Without the pictures, set down every line of the data exactly.

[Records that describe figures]
╭──
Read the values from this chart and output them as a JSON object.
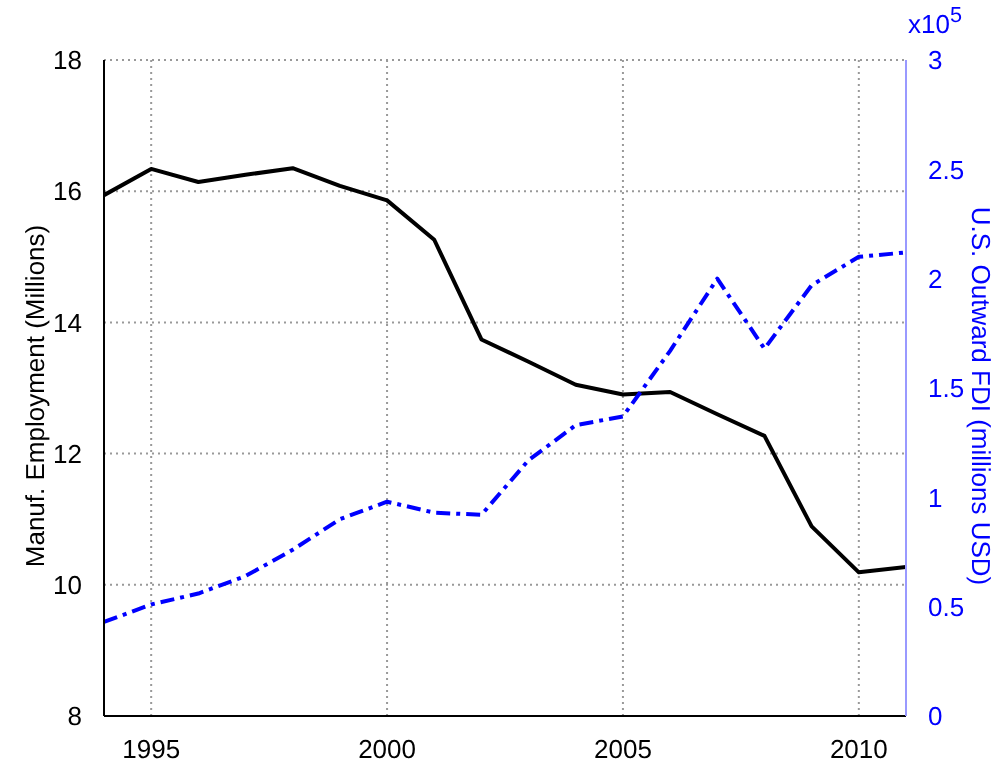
{
  "chart_data": {
    "type": "line",
    "x": [
      1994,
      1995,
      1996,
      1997,
      1998,
      1999,
      2000,
      2001,
      2002,
      2003,
      2004,
      2005,
      2006,
      2007,
      2008,
      2009,
      2010,
      2011
    ],
    "series": [
      {
        "color": "#000000",
        "line_style": "solid",
        "values": [
          15.94,
          16.34,
          16.14,
          16.25,
          16.35,
          16.08,
          15.86,
          15.26,
          13.74,
          13.4,
          13.05,
          12.9,
          12.94,
          12.6,
          12.27,
          10.89,
          10.19,
          10.27
        ]
      },
      {
        "color": "#0000ff",
        "line_style": "dashed",
        "axis": "y2",
        "values": [
          0.43,
          0.51,
          0.56,
          0.64,
          0.76,
          0.9,
          0.98,
          0.93,
          0.92,
          1.17,
          1.33,
          1.37,
          1.67,
          2.0,
          1.68,
          1.97,
          2.1,
          2.12
        ]
      }
    ],
    "xlim": [
      1994,
      2011
    ],
    "xticks": [
      1995,
      2000,
      2005,
      2010
    ],
    "ylim": [
      8,
      18
    ],
    "yticks": [
      8,
      10,
      12,
      14,
      16,
      18
    ],
    "y2lim": [
      0,
      3
    ],
    "y2ticks": [
      0,
      0.5,
      1,
      1.5,
      2,
      2.5,
      3
    ],
    "ylabel": "Manuf. Employment (Millions)",
    "y2label": "U.S. Outward FDI (millions USD)",
    "annotations": [
      "x10$^{5}$"
    ],
    "grid": true,
    "marker": "none"
  }
}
╰──
Exercise solution >>
Read the values from this chart and output them as a JSON object.
{
  "chart_data": {
    "type": "line",
    "x": [
      1994,
      1995,
      1996,
      1997,
      1998,
      1999,
      2000,
      2001,
      2002,
      2003,
      2004,
      2005,
      2006,
      2007,
      2008,
      2009,
      2010,
      2011
    ],
    "series": [
      {
        "color": "#000000",
        "line_style": "solid",
        "values": [
          15.94,
          16.34,
          16.14,
          16.25,
          16.35,
          16.08,
          15.86,
          15.26,
          13.74,
          13.4,
          13.05,
          12.9,
          12.94,
          12.6,
          12.27,
          10.89,
          10.19,
          10.27
        ]
      },
      {
        "color": "#0000ff",
        "line_style": "dashed",
        "axis": "y2",
        "values": [
          0.43,
          0.51,
          0.56,
          0.64,
          0.76,
          0.9,
          0.98,
          0.93,
          0.92,
          1.17,
          1.33,
          1.37,
          1.67,
          2.0,
          1.68,
          1.97,
          2.1,
          2.12
        ]
      }
    ],
    "xlim": [
      1994,
      2011
    ],
    "xticks": [
      1995,
      2000,
      2005,
      2010
    ],
    "ylim": [
      8,
      18
    ],
    "yticks": [
      8,
      10,
      12,
      14,
      16,
      18
    ],
    "y2lim": [
      0,
      3
    ],
    "y2ticks": [
      0,
      0.5,
      1,
      1.5,
      2,
      2.5,
      3
    ],
    "ylabel": "Manuf. Employment (Millions)",
    "y2label": "U.S. Outward FDI (millions USD)",
    "annotations": [
      "x10$^{5}$"
    ],
    "grid": true,
    "marker": "none"
  }
}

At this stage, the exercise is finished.